- _Records that describe figures_:
----

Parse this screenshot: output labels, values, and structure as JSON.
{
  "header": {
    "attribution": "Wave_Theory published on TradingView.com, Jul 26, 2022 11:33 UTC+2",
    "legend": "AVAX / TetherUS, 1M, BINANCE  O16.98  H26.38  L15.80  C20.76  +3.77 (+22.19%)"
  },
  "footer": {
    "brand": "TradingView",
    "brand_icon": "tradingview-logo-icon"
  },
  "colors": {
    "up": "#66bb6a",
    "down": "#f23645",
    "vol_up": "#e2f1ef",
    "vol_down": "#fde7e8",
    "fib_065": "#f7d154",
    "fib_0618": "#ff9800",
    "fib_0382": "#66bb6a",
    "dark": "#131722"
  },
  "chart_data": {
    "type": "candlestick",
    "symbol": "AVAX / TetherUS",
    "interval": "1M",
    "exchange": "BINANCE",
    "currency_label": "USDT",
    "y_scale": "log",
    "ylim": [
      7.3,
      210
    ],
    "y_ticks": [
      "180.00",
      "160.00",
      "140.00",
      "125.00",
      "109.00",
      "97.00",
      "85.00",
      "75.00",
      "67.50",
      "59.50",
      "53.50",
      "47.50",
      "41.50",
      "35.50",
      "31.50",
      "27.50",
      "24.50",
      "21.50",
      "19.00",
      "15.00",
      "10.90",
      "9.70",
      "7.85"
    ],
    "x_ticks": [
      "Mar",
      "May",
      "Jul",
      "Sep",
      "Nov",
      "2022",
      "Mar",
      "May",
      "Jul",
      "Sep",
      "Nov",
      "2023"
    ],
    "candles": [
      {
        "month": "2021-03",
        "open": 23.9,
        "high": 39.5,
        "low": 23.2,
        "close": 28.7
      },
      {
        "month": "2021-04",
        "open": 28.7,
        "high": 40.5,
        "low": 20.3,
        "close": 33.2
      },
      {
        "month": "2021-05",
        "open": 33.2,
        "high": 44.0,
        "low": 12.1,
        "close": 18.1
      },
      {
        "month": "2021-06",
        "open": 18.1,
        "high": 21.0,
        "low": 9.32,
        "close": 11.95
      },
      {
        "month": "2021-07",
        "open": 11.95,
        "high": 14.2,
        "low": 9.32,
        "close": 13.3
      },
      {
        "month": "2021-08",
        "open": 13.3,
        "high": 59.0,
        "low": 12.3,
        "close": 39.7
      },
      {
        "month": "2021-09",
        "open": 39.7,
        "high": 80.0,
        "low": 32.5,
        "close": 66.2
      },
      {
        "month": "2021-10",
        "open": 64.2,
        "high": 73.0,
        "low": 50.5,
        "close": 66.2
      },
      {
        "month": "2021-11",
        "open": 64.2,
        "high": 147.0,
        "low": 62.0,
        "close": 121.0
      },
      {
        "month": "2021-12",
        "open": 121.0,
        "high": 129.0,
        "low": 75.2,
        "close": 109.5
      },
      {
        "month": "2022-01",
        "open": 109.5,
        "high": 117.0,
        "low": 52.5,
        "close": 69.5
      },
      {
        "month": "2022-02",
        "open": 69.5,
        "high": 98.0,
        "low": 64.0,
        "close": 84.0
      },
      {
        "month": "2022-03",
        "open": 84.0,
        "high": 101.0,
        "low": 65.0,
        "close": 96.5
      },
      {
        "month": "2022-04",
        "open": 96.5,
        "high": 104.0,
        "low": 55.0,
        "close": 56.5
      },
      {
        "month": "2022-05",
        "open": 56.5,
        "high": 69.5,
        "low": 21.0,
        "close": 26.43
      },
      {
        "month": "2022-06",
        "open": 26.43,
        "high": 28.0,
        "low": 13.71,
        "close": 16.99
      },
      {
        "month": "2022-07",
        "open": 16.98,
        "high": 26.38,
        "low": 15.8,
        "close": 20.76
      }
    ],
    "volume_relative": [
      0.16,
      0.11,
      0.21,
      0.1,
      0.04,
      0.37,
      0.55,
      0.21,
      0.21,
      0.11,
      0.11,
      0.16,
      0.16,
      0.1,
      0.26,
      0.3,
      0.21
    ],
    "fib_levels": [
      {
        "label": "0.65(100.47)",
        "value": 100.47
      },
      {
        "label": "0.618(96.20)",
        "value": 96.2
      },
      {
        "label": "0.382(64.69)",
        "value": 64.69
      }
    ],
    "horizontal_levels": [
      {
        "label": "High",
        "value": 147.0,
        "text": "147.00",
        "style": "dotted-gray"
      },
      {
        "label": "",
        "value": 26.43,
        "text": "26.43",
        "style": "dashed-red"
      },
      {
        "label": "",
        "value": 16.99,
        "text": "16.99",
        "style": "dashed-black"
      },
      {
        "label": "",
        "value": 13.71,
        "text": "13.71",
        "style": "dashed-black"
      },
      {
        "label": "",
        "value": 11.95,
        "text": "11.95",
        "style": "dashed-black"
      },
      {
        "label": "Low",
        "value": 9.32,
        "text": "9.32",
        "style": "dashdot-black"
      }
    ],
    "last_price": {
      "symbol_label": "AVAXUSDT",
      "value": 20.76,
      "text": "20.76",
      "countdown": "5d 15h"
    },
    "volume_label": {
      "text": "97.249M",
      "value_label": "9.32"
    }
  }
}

----

- _DIRECTIONS_: All entries shown above should be printed again exactly.

- _RESPONSE TO THIS TASK_:
Parse this screenshot: output labels, values, and structure as JSON.
{
  "header": {
    "attribution": "Wave_Theory published on TradingView.com, Jul 26, 2022 11:33 UTC+2",
    "legend": "AVAX / TetherUS, 1M, BINANCE  O16.98  H26.38  L15.80  C20.76  +3.77 (+22.19%)"
  },
  "footer": {
    "brand": "TradingView",
    "brand_icon": "tradingview-logo-icon"
  },
  "colors": {
    "up": "#66bb6a",
    "down": "#f23645",
    "vol_up": "#e2f1ef",
    "vol_down": "#fde7e8",
    "fib_065": "#f7d154",
    "fib_0618": "#ff9800",
    "fib_0382": "#66bb6a",
    "dark": "#131722"
  },
  "chart_data": {
    "type": "candlestick",
    "symbol": "AVAX / TetherUS",
    "interval": "1M",
    "exchange": "BINANCE",
    "currency_label": "USDT",
    "y_scale": "log",
    "ylim": [
      7.3,
      210
    ],
    "y_ticks": [
      "180.00",
      "160.00",
      "140.00",
      "125.00",
      "109.00",
      "97.00",
      "85.00",
      "75.00",
      "67.50",
      "59.50",
      "53.50",
      "47.50",
      "41.50",
      "35.50",
      "31.50",
      "27.50",
      "24.50",
      "21.50",
      "19.00",
      "15.00",
      "10.90",
      "9.70",
      "7.85"
    ],
    "x_ticks": [
      "Mar",
      "May",
      "Jul",
      "Sep",
      "Nov",
      "2022",
      "Mar",
      "May",
      "Jul",
      "Sep",
      "Nov",
      "2023"
    ],
    "candles": [
      {
        "month": "2021-03",
        "open": 23.9,
        "high": 39.5,
        "low": 23.2,
        "close": 28.7
      },
      {
        "month": "2021-04",
        "open": 28.7,
        "high": 40.5,
        "low": 20.3,
        "close": 33.2
      },
      {
        "month": "2021-05",
        "open": 33.2,
        "high": 44.0,
        "low": 12.1,
        "close": 18.1
      },
      {
        "month": "2021-06",
        "open": 18.1,
        "high": 21.0,
        "low": 9.32,
        "close": 11.95
      },
      {
        "month": "2021-07",
        "open": 11.95,
        "high": 14.2,
        "low": 9.32,
        "close": 13.3
      },
      {
        "month": "2021-08",
        "open": 13.3,
        "high": 59.0,
        "low": 12.3,
        "close": 39.7
      },
      {
        "month": "2021-09",
        "open": 39.7,
        "high": 80.0,
        "low": 32.5,
        "close": 66.2
      },
      {
        "month": "2021-10",
        "open": 64.2,
        "high": 73.0,
        "low": 50.5,
        "close": 66.2
      },
      {
        "month": "2021-11",
        "open": 64.2,
        "high": 147.0,
        "low": 62.0,
        "close": 121.0
      },
      {
        "month": "2021-12",
        "open": 121.0,
        "high": 129.0,
        "low": 75.2,
        "close": 109.5
      },
      {
        "month": "2022-01",
        "open": 109.5,
        "high": 117.0,
        "low": 52.5,
        "close": 69.5
      },
      {
        "month": "2022-02",
        "open": 69.5,
        "high": 98.0,
        "low": 64.0,
        "close": 84.0
      },
      {
        "month": "2022-03",
        "open": 84.0,
        "high": 101.0,
        "low": 65.0,
        "close": 96.5
      },
      {
        "month": "2022-04",
        "open": 96.5,
        "high": 104.0,
        "low": 55.0,
        "close": 56.5
      },
      {
        "month": "2022-05",
        "open": 56.5,
        "high": 69.5,
        "low": 21.0,
        "close": 26.43
      },
      {
        "month": "2022-06",
        "open": 26.43,
        "high": 28.0,
        "low": 13.71,
        "close": 16.99
      },
      {
        "month": "2022-07",
        "open": 16.98,
        "high": 26.38,
        "low": 15.8,
        "close": 20.76
      }
    ],
    "volume_relative": [
      0.16,
      0.11,
      0.21,
      0.1,
      0.04,
      0.37,
      0.55,
      0.21,
      0.21,
      0.11,
      0.11,
      0.16,
      0.16,
      0.1,
      0.26,
      0.3,
      0.21
    ],
    "fib_levels": [
      {
        "label": "0.65(100.47)",
        "value": 100.47
      },
      {
        "label": "0.618(96.20)",
        "value": 96.2
      },
      {
        "label": "0.382(64.69)",
        "value": 64.69
      }
    ],
    "horizontal_levels": [
      {
        "label": "High",
        "value": 147.0,
        "text": "147.00",
        "style": "dotted-gray"
      },
      {
        "label": "",
        "value": 26.43,
        "text": "26.43",
        "style": "dashed-red"
      },
      {
        "label": "",
        "value": 16.99,
        "text": "16.99",
        "style": "dashed-black"
      },
      {
        "label": "",
        "value": 13.71,
        "text": "13.71",
        "style": "dashed-black"
      },
      {
        "label": "",
        "value": 11.95,
        "text": "11.95",
        "style": "dashed-black"
      },
      {
        "label": "Low",
        "value": 9.32,
        "text": "9.32",
        "style": "dashdot-black"
      }
    ],
    "last_price": {
      "symbol_label": "AVAXUSDT",
      "value": 20.76,
      "text": "20.76",
      "countdown": "5d 15h"
    },
    "volume_label": {
      "text": "97.249M",
      "value_label": "9.32"
    }
  }
}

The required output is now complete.